- [Reading passage]:
-----
What happens if you do not implement it
Marketers usually see one (or more) of these outcomes:
1) Compliance risk
If UET runs normally before consent, you may be setting or reading marketing cookies/identifiers before opt-in (depending on your setup and jurisdiction). That is the kind of behaviour regulators and internal privacy reviews tend to focus on.
2) Measurement and data quality issues
If you instead block Microsoft tags until consent, you can end up with:
- under-attributed conversions
- volatile performance numbers
- inconsistent reporting between platforms
Consent mode is often positioned as a middle path: respect the user’s choice while still allowing some level of measurement where permitted.
3) Operational complexity
Without a clear consent signal, teams often create complicated rules:
- multiple tag-manager containers
- fragile trigger logic
- inconsistent behaviour between environments
A single, consistent consent signal from your banner (via your CMP) tends to simplify this.
How to implement
This is a marketer-friendly flow that works for most sites.
Step 1: Confirm you actually have UET
Look for any of the following:
- Your agency or dev team says “Microsoft Ads tag” or “UET tag”
- You see Microsoft Advertising in your tag manager
- ConsentScout (or another scanner) shows Microsoft-related cookies or requests on first load
If you are not running Microsoft Ads, you can stop here.
Step 2: Decide your default
For most UK/EU opt-in banners, a sensible default is:
- Marketing / advertising: denied by default
- only switch to granted after explicit opt-in
Your legal and policy position may vary, but the key is to choose a default and implement it consistently.
Step 3: Use your Consent Management Platform (CMP) to send consent signals
Most mainstream Consent Management Platforms (CMPs) can pass consent states to multiple vendors (Google, Microsoft, Meta, and others). What you want is:
- Microsoft advertising/remarketing mapped to your “Marketing” category
- the consent signal updated when the user changes their choice
- a clear “deny” signal on first load if the user has not consented
If your CMP has a “Microsoft UET consent mode” or “Microsoft Advertising integration” toggle, start there.
-----
- [Records supplied]:

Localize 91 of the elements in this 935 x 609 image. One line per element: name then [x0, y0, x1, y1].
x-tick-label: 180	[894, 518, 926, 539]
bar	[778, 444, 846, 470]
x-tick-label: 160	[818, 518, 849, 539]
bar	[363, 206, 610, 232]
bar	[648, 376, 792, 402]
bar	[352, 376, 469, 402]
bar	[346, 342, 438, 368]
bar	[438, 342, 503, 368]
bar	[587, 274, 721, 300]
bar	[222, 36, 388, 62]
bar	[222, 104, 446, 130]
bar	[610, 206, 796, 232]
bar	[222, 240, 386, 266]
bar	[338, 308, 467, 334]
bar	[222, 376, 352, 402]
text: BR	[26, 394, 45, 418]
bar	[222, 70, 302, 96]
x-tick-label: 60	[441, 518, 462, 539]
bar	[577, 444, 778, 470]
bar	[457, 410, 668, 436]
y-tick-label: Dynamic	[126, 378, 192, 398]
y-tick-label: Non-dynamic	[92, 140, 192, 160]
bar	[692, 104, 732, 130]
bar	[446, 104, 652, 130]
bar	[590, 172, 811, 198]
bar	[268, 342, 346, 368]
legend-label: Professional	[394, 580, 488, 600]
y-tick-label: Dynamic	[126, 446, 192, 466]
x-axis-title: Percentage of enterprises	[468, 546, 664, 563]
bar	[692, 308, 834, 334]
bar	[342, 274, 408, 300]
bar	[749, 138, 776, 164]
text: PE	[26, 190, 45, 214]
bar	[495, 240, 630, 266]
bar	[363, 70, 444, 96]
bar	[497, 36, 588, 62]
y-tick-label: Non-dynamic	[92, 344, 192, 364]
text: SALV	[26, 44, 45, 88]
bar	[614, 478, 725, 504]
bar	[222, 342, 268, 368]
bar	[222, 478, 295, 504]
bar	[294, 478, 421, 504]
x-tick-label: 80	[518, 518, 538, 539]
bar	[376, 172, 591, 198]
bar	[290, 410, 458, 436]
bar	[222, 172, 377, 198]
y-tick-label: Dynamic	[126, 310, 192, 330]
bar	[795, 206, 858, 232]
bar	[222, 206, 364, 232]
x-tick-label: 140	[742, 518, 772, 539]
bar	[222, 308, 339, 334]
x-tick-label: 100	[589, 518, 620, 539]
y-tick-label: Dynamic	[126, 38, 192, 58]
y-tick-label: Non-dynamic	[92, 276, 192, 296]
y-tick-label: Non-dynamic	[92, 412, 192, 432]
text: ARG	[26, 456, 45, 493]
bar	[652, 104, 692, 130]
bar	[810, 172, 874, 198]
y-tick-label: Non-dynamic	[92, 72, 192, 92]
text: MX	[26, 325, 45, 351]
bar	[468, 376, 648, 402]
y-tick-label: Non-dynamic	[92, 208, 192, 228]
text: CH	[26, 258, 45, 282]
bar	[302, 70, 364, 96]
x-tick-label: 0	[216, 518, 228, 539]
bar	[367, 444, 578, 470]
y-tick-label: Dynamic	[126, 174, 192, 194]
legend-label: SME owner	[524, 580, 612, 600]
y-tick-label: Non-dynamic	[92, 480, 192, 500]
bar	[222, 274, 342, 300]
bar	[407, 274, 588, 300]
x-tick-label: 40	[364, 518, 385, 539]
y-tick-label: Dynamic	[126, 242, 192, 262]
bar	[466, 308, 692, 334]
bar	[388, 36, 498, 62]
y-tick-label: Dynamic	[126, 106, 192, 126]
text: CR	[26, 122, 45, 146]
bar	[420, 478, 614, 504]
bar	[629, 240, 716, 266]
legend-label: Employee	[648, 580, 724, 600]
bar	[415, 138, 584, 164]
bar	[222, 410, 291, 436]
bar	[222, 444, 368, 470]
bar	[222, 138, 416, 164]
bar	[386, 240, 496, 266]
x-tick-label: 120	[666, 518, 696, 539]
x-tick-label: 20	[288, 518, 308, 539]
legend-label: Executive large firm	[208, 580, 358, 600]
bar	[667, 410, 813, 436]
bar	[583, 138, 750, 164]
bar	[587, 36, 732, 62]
-----
- [Required work]:
In the guide on Microsoft UET consent mode, list every numbered outcome given for not implementing it. You can set the material aside; none of it is needed here.

- [Response]:
1) Compliance risk
2) Measurement and data quality issues
3) Operational complexity